Work to be completed: Your task is to tally the lines of the listing containing the word "tricíclicos" and report the figure alone.

Input material:
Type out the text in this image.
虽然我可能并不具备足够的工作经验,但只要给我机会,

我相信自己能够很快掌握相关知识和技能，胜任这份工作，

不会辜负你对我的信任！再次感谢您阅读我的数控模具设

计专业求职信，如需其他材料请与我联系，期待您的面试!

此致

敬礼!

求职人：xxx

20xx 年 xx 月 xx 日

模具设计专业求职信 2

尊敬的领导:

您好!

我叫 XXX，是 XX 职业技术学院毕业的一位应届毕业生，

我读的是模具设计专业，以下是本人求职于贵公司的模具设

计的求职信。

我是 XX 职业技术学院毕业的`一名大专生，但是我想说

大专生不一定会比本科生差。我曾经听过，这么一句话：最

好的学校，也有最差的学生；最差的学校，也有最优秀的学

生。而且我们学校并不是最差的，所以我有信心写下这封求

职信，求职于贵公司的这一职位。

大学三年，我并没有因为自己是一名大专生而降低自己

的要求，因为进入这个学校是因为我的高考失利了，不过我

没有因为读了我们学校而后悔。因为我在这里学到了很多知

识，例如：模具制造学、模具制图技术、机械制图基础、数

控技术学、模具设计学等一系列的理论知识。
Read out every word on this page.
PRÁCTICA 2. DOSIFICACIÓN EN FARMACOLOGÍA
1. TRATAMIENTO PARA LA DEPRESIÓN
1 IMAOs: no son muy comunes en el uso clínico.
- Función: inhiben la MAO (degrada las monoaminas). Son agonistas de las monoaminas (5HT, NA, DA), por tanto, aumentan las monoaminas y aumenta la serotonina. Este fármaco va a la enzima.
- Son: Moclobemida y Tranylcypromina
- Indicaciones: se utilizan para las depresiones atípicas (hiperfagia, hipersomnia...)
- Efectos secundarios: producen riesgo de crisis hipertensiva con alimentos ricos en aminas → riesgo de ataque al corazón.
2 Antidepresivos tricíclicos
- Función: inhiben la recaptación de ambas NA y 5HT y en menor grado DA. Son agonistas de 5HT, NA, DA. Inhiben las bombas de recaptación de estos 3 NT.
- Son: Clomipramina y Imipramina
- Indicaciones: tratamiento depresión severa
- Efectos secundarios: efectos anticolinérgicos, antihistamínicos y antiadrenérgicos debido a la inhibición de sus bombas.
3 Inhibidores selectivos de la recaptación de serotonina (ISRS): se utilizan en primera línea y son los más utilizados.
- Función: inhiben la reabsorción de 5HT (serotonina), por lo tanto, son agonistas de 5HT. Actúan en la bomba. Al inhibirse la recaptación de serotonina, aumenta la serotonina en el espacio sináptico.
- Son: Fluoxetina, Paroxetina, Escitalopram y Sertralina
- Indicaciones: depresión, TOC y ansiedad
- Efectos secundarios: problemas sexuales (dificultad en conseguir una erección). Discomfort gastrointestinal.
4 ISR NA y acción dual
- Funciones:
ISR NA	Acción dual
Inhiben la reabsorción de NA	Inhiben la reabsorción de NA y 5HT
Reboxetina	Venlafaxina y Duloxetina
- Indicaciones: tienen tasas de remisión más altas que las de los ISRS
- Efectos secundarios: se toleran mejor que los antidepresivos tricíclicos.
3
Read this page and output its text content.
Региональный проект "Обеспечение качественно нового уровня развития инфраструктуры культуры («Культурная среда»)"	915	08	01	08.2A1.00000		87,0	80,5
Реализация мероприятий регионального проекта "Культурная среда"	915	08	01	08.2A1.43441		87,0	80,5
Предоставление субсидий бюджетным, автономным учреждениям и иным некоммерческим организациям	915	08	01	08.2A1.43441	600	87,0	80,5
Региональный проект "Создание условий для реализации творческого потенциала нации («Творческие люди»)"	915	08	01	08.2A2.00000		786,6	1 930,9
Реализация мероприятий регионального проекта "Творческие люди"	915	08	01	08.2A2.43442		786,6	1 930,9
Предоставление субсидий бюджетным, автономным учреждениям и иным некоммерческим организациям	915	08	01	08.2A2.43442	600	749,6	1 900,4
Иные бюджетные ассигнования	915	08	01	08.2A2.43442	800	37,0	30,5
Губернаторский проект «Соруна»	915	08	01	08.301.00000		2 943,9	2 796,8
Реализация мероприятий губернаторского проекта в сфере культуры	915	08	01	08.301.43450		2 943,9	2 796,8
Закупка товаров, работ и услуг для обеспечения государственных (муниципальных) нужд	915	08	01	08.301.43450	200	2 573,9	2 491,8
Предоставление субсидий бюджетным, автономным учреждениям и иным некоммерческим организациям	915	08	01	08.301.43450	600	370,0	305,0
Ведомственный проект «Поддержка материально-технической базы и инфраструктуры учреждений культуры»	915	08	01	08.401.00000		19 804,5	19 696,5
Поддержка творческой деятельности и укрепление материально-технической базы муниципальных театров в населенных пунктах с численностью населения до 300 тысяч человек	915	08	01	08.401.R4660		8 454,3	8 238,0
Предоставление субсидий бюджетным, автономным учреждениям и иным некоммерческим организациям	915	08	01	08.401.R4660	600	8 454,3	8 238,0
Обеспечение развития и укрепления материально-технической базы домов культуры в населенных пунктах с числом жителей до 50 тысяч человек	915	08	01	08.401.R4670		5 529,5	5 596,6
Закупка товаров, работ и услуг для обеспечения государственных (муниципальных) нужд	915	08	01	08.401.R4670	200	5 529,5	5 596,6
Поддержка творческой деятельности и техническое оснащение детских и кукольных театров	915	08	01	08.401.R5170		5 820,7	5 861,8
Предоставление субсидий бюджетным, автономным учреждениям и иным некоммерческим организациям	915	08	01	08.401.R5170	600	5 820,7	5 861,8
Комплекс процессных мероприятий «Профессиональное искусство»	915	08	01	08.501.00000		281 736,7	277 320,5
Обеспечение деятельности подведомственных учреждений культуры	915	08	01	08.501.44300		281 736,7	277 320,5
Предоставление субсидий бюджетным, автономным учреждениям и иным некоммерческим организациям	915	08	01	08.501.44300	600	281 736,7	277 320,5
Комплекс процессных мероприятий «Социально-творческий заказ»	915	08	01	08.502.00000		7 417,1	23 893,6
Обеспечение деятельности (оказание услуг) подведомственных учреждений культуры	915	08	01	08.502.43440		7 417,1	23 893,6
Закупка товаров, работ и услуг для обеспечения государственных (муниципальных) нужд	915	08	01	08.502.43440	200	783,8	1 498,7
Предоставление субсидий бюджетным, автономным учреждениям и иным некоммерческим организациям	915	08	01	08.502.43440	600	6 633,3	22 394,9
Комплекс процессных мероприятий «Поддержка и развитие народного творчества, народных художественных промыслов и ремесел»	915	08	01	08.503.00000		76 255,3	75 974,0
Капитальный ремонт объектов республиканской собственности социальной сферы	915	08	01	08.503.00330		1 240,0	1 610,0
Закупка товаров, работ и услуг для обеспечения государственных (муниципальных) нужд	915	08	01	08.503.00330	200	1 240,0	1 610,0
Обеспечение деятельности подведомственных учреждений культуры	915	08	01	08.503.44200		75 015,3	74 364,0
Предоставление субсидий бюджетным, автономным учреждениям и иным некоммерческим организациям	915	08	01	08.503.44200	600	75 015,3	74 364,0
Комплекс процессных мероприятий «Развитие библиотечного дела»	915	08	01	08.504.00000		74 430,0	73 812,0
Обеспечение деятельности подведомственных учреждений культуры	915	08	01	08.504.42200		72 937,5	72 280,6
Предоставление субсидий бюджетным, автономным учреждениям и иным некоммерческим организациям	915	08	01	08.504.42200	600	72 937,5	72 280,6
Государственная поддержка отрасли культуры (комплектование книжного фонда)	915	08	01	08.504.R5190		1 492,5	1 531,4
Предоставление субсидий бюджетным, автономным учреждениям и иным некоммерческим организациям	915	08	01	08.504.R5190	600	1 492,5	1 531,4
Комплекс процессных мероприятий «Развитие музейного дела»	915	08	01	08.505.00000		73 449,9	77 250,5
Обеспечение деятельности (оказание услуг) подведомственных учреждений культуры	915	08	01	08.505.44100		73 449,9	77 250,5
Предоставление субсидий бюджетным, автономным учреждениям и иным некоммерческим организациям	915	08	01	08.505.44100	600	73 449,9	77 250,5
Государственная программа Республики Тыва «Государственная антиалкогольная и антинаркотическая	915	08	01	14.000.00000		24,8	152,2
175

Solution to this task: 2